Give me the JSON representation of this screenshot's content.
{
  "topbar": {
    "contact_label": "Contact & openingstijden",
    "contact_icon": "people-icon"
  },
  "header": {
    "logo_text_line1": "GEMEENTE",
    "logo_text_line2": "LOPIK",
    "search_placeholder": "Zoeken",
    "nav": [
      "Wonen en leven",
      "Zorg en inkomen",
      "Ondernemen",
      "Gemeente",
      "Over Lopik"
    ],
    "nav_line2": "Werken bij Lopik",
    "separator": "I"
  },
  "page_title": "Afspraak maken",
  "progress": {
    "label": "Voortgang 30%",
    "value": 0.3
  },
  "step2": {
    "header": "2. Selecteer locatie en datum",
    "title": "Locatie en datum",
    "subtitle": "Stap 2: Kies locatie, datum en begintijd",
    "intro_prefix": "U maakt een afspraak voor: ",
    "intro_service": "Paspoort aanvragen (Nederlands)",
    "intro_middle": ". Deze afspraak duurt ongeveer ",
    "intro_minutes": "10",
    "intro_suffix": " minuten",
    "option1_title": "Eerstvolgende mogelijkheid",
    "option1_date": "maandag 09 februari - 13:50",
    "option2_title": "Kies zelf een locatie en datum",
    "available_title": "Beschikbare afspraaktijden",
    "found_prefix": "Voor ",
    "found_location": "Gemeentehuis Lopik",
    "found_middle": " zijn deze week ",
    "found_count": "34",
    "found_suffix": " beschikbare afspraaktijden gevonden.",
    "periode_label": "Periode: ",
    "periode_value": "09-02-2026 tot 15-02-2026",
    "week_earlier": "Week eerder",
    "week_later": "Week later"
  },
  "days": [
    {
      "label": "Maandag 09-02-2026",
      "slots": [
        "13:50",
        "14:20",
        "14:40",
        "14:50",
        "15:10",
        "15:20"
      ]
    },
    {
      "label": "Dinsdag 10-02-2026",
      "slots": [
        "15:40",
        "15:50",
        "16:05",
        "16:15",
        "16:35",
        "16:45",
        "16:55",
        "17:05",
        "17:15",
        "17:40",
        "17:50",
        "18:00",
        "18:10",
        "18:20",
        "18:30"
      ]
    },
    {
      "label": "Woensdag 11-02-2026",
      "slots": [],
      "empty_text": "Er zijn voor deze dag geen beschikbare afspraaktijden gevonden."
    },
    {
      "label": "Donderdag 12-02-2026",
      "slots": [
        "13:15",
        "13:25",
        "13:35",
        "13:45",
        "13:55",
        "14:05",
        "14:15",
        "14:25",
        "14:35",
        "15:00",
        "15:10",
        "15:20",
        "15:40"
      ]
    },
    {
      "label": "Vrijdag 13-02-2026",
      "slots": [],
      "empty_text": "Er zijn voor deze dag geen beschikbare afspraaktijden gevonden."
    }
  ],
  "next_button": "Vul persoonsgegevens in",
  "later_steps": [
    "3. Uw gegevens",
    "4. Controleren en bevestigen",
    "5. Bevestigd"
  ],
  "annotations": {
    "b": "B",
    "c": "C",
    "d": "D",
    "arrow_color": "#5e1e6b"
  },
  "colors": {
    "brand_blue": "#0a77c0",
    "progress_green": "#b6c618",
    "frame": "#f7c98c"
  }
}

++++++

*Problem description*
Each of the records should be retyped exactly.

*Complete answer*
Give me the JSON representation of this screenshot's content.
{
  "topbar": {
    "contact_label": "Contact & openingstijden",
    "contact_icon": "people-icon"
  },
  "header": {
    "logo_text_line1": "GEMEENTE",
    "logo_text_line2": "LOPIK",
    "search_placeholder": "Zoeken",
    "nav": [
      "Wonen en leven",
      "Zorg en inkomen",
      "Ondernemen",
      "Gemeente",
      "Over Lopik"
    ],
    "nav_line2": "Werken bij Lopik",
    "separator": "I"
  },
  "page_title": "Afspraak maken",
  "progress": {
    "label": "Voortgang 30%",
    "value": 0.3
  },
  "step2": {
    "header": "2. Selecteer locatie en datum",
    "title": "Locatie en datum",
    "subtitle": "Stap 2: Kies locatie, datum en begintijd",
    "intro_prefix": "U maakt een afspraak voor: ",
    "intro_service": "Paspoort aanvragen (Nederlands)",
    "intro_middle": ". Deze afspraak duurt ongeveer ",
    "intro_minutes": "10",
    "intro_suffix": " minuten",
    "option1_title": "Eerstvolgende mogelijkheid",
    "option1_date": "maandag 09 februari - 13:50",
    "option2_title": "Kies zelf een locatie en datum",
    "available_title": "Beschikbare afspraaktijden",
    "found_prefix": "Voor ",
    "found_location": "Gemeentehuis Lopik",
    "found_middle": " zijn deze week ",
    "found_count": "34",
    "found_suffix": " beschikbare afspraaktijden gevonden.",
    "periode_label": "Periode: ",
    "periode_value": "09-02-2026 tot 15-02-2026",
    "week_earlier": "Week eerder",
    "week_later": "Week later"
  },
  "days": [
    {
      "label": "Maandag 09-02-2026",
      "slots": [
        "13:50",
        "14:20",
        "14:40",
        "14:50",
        "15:10",
        "15:20"
      ]
    },
    {
      "label": "Dinsdag 10-02-2026",
      "slots": [
        "15:40",
        "15:50",
        "16:05",
        "16:15",
        "16:35",
        "16:45",
        "16:55",
        "17:05",
        "17:15",
        "17:40",
        "17:50",
        "18:00",
        "18:10",
        "18:20",
        "18:30"
      ]
    },
    {
      "label": "Woensdag 11-02-2026",
      "slots": [],
      "empty_text": "Er zijn voor deze dag geen beschikbare afspraaktijden gevonden."
    },
    {
      "label": "Donderdag 12-02-2026",
      "slots": [
        "13:15",
        "13:25",
        "13:35",
        "13:45",
        "13:55",
        "14:05",
        "14:15",
        "14:25",
        "14:35",
        "15:00",
        "15:10",
        "15:20",
        "15:40"
      ]
    },
    {
      "label": "Vrijdag 13-02-2026",
      "slots": [],
      "empty_text": "Er zijn voor deze dag geen beschikbare afspraaktijden gevonden."
    }
  ],
  "next_button": "Vul persoonsgegevens in",
  "later_steps": [
    "3. Uw gegevens",
    "4. Controleren en bevestigen",
    "5. Bevestigd"
  ],
  "annotations": {
    "b": "B",
    "c": "C",
    "d": "D",
    "arrow_color": "#5e1e6b"
  },
  "colors": {
    "brand_blue": "#0a77c0",
    "progress_green": "#b6c618",
    "frame": "#f7c98c"
  }
}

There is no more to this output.